### SET TASK:
Filter the records below down to lines containing "racional".

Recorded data
╭──

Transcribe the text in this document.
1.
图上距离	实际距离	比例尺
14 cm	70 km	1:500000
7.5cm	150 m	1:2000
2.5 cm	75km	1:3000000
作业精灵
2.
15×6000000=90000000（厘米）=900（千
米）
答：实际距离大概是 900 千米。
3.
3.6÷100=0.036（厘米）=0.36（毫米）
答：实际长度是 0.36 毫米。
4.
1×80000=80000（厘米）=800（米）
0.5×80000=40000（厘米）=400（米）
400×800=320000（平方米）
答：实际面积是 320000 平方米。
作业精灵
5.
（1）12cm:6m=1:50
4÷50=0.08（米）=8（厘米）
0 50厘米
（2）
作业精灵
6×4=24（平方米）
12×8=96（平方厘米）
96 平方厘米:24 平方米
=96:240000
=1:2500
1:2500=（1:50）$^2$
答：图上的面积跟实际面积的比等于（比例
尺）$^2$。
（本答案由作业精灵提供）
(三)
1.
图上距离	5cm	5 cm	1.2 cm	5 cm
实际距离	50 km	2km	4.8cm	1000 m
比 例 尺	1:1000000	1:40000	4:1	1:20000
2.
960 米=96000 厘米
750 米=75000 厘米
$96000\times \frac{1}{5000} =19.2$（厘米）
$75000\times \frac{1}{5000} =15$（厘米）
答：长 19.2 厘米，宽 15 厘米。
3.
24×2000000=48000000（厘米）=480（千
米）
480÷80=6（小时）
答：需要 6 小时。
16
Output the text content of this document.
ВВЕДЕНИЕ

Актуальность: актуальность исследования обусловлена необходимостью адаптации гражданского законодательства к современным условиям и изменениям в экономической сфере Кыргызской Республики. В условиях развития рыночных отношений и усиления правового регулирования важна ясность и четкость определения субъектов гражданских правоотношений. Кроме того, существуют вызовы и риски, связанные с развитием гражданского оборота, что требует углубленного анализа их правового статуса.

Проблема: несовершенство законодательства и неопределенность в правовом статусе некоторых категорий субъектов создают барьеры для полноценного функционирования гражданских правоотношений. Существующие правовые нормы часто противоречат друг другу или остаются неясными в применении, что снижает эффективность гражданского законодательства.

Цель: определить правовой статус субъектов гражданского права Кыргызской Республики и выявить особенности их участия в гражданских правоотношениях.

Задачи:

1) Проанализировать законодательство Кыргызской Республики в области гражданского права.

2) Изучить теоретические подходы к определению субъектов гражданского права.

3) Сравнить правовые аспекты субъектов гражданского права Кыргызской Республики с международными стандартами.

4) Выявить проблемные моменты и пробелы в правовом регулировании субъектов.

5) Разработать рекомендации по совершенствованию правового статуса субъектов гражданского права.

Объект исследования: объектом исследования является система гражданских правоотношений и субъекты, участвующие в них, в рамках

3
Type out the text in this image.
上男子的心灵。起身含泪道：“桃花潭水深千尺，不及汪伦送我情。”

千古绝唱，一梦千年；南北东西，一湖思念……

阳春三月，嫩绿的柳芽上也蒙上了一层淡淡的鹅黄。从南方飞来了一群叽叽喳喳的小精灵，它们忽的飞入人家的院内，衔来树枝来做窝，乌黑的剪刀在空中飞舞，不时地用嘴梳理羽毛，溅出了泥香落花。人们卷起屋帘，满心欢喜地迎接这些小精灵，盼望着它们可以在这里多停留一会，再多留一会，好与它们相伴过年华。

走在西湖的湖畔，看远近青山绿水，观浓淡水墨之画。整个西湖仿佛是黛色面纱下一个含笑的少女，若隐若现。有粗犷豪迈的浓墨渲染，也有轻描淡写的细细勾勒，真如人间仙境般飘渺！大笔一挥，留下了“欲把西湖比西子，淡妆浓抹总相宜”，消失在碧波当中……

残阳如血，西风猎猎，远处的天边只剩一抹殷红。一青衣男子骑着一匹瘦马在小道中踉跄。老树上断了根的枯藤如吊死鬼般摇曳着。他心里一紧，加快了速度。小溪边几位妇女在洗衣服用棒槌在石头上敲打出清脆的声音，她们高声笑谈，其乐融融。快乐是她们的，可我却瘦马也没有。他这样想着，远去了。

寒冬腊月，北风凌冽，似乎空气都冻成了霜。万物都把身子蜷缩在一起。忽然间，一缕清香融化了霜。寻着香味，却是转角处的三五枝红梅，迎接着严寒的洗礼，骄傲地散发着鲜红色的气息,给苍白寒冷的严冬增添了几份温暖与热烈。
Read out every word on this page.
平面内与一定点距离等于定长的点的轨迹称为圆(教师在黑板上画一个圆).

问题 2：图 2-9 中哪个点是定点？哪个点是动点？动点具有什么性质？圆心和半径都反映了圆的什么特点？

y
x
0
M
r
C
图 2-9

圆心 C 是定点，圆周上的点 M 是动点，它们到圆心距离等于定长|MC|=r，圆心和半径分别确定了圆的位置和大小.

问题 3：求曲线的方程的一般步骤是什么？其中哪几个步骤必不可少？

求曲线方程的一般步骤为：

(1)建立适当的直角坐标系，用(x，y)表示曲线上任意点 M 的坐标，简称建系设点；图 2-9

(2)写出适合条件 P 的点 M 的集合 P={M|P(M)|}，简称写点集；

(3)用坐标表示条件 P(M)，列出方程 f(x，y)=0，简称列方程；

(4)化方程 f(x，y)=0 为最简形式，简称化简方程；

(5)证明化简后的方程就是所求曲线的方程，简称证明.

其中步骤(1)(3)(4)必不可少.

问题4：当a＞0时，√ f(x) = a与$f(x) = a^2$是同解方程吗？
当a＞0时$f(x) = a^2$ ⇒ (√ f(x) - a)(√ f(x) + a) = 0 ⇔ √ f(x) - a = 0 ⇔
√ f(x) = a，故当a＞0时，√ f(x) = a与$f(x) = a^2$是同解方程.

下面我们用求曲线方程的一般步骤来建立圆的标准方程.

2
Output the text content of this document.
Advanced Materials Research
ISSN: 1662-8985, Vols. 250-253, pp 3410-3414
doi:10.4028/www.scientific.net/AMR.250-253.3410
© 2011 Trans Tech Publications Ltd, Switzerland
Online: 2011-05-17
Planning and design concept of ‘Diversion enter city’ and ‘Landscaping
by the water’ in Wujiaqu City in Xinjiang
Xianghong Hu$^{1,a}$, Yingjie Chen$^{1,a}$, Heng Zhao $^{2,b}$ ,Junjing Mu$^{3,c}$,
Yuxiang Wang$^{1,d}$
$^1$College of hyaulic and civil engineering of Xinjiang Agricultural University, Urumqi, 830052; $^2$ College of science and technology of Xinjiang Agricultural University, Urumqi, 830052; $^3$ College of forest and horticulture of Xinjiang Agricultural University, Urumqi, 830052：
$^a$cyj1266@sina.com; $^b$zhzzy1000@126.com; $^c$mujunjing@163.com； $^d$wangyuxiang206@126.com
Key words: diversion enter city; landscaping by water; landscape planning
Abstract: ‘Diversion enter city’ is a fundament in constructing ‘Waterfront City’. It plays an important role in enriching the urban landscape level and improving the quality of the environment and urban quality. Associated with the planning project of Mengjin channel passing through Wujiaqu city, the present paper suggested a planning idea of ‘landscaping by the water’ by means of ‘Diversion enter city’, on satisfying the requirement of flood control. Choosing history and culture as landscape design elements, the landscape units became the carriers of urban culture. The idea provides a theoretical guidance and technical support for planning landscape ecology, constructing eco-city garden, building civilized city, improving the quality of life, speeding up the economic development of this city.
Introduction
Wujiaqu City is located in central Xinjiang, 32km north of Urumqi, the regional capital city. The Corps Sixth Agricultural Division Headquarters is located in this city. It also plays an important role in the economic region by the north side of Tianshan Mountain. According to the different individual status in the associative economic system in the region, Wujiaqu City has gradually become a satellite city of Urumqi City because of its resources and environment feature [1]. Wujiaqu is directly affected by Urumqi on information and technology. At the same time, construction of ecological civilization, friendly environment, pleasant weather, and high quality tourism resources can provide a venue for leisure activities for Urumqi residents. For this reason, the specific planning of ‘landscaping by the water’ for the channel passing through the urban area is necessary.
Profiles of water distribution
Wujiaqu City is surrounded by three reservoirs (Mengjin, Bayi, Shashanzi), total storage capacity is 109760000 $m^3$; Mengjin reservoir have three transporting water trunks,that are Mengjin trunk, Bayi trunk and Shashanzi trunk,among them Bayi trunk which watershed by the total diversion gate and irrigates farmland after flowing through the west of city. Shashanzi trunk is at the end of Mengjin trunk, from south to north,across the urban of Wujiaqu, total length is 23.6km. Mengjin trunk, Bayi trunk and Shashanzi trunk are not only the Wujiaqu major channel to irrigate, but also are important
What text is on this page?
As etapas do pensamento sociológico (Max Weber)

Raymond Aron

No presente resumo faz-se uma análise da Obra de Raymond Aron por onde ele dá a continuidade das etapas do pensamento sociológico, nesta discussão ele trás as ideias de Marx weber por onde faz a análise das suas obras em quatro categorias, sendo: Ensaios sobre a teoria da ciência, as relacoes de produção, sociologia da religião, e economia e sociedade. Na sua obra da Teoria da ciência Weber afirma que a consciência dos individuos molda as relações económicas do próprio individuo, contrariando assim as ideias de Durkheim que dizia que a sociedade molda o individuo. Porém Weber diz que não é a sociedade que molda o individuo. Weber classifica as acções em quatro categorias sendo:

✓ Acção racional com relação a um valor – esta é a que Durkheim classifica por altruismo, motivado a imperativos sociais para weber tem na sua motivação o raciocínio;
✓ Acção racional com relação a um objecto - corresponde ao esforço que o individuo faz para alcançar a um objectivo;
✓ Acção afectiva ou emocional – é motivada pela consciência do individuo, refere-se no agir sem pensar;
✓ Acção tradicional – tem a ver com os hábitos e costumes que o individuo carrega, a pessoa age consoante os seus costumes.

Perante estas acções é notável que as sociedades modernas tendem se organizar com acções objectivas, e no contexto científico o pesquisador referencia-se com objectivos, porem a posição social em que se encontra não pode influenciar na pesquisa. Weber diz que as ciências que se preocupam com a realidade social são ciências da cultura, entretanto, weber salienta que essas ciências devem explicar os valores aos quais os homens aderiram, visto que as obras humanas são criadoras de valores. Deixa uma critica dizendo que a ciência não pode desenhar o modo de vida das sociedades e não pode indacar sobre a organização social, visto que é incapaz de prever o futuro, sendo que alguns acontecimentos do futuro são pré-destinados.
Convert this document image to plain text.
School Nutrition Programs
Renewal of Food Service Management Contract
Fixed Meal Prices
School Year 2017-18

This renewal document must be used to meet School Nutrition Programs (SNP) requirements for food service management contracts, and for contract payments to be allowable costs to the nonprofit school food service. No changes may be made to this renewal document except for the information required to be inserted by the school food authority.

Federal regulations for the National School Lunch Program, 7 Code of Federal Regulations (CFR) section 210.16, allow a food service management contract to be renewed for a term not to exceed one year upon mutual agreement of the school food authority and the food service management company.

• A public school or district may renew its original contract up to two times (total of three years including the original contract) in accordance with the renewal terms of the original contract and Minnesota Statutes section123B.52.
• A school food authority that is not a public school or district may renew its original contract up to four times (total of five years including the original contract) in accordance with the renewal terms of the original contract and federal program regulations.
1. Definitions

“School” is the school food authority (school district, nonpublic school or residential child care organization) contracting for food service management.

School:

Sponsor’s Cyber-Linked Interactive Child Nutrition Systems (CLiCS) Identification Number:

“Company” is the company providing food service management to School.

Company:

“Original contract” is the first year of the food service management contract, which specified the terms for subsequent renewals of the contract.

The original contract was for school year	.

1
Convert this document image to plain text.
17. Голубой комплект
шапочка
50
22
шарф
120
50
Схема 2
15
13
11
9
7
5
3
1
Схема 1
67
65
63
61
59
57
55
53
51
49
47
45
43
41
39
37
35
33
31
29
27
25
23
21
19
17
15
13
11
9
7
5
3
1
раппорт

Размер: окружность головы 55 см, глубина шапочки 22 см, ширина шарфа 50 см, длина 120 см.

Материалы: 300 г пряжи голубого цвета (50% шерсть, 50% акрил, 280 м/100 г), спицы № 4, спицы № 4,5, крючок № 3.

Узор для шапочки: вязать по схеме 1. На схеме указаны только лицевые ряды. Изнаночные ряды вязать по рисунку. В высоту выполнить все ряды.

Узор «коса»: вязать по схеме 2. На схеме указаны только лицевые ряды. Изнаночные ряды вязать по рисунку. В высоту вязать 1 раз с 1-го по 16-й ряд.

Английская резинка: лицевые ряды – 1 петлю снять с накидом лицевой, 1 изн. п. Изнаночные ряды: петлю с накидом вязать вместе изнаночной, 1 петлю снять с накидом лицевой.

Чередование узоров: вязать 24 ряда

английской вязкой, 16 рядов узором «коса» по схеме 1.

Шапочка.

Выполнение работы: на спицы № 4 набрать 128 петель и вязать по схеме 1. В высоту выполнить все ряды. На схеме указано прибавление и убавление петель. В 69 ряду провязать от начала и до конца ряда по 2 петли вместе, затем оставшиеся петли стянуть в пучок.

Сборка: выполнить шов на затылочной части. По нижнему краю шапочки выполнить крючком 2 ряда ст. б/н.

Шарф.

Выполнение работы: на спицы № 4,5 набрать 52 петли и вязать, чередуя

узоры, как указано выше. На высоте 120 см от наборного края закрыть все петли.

╰──

### FINAL ANSWER:
✓ Acção racional com relação a um valor – esta é a que Durkheim classifica por altruismo, motivado a imperativos sociais para weber tem na sua motivação o raciocínio;
✓ Acção racional com relação a um objecto - corresponde ao esforço que o individuo faz para alcançar a um objectivo;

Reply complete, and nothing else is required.